INSTRUCTIONS FOR THE TASK:
The entries that follow should be written out exactly.

-- Begin --

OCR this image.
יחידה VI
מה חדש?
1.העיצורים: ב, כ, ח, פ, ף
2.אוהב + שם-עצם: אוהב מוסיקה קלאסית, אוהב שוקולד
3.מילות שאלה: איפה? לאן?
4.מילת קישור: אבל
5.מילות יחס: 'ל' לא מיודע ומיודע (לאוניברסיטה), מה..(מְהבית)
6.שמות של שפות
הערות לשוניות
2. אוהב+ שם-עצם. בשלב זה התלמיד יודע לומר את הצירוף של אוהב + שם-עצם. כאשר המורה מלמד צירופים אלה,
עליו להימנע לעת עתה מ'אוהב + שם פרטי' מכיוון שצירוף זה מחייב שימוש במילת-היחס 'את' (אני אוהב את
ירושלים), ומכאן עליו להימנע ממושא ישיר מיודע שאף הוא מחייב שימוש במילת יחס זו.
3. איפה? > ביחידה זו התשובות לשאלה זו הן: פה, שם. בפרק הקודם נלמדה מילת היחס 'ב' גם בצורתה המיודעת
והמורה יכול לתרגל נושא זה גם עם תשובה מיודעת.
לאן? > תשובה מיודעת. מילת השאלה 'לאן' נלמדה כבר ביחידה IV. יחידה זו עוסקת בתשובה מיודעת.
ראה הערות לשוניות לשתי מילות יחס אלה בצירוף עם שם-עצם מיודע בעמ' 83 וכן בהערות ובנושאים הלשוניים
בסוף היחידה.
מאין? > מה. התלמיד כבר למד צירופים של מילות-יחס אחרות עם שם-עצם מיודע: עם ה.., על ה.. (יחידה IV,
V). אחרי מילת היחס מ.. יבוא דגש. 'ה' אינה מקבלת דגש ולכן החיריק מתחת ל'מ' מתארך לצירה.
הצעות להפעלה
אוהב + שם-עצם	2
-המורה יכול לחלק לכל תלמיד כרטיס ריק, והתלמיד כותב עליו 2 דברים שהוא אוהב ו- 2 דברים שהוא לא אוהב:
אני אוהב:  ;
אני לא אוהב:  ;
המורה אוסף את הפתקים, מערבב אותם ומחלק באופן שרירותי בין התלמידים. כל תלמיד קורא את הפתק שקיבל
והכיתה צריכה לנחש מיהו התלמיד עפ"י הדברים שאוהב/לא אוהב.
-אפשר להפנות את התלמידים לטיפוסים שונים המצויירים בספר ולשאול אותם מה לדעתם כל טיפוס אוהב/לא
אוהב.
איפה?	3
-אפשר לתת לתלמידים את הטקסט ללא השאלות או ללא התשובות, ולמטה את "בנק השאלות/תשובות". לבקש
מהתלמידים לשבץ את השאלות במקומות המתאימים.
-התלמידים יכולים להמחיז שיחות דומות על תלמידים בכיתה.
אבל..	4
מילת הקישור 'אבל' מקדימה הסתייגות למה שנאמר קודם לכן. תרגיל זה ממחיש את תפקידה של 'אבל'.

-- End --

SOLUTION FOR THIS PROBLEM:
OCR this image.
יחידה VI
מה חדש?
1.העיצורים: ב, כ, ח, פ, ף
2.אוהב + שם-עצם: אוהב מוסיקה קלאסית, אוהב שוקולד
3.מילות שאלה: איפה? לאן?
4.מילת קישור: אבל
5.מילות יחס: 'ל' לא מיודע ומיודע (לאוניברסיטה), מה..(מְהבית)
6.שמות של שפות
הערות לשוניות
2. אוהב+ שם-עצם. בשלב זה התלמיד יודע לומר את הצירוף של אוהב + שם-עצם. כאשר המורה מלמד צירופים אלה,
עליו להימנע לעת עתה מ'אוהב + שם פרטי' מכיוון שצירוף זה מחייב שימוש במילת-היחס 'את' (אני אוהב את
ירושלים), ומכאן עליו להימנע ממושא ישיר מיודע שאף הוא מחייב שימוש במילת יחס זו.
3. איפה? > ביחידה זו התשובות לשאלה זו הן: פה, שם. בפרק הקודם נלמדה מילת היחס 'ב' גם בצורתה המיודעת
והמורה יכול לתרגל נושא זה גם עם תשובה מיודעת.
לאן? > תשובה מיודעת. מילת השאלה 'לאן' נלמדה כבר ביחידה IV. יחידה זו עוסקת בתשובה מיודעת.
ראה הערות לשוניות לשתי מילות יחס אלה בצירוף עם שם-עצם מיודע בעמ' 83 וכן בהערות ובנושאים הלשוניים
בסוף היחידה.
מאין? > מה. התלמיד כבר למד צירופים של מילות-יחס אחרות עם שם-עצם מיודע: עם ה.., על ה.. (יחידה IV,
V). אחרי מילת היחס מ.. יבוא דגש. 'ה' אינה מקבלת דגש ולכן החיריק מתחת ל'מ' מתארך לצירה.
הצעות להפעלה
אוהב + שם-עצם	2
-המורה יכול לחלק לכל תלמיד כרטיס ריק, והתלמיד כותב עליו 2 דברים שהוא אוהב ו- 2 דברים שהוא לא אוהב:
אני אוהב:  ;
אני לא אוהב:  ;
המורה אוסף את הפתקים, מערבב אותם ומחלק באופן שרירותי בין התלמידים. כל תלמיד קורא את הפתק שקיבל
והכיתה צריכה לנחש מיהו התלמיד עפ"י הדברים שאוהב/לא אוהב.
-אפשר להפנות את התלמידים לטיפוסים שונים המצויירים בספר ולשאול אותם מה לדעתם כל טיפוס אוהב/לא
אוהב.
איפה?	3
-אפשר לתת לתלמידים את הטקסט ללא השאלות או ללא התשובות, ולמטה את "בנק השאלות/תשובות". לבקש
מהתלמידים לשבץ את השאלות במקומות המתאימים.
-התלמידים יכולים להמחיז שיחות דומות על תלמידים בכיתה.
אבל..	4
מילת הקישור 'אבל' מקדימה הסתייגות למה שנאמר קודם לכן. תרגיל זה ממחיש את תפקידה של 'אבל'.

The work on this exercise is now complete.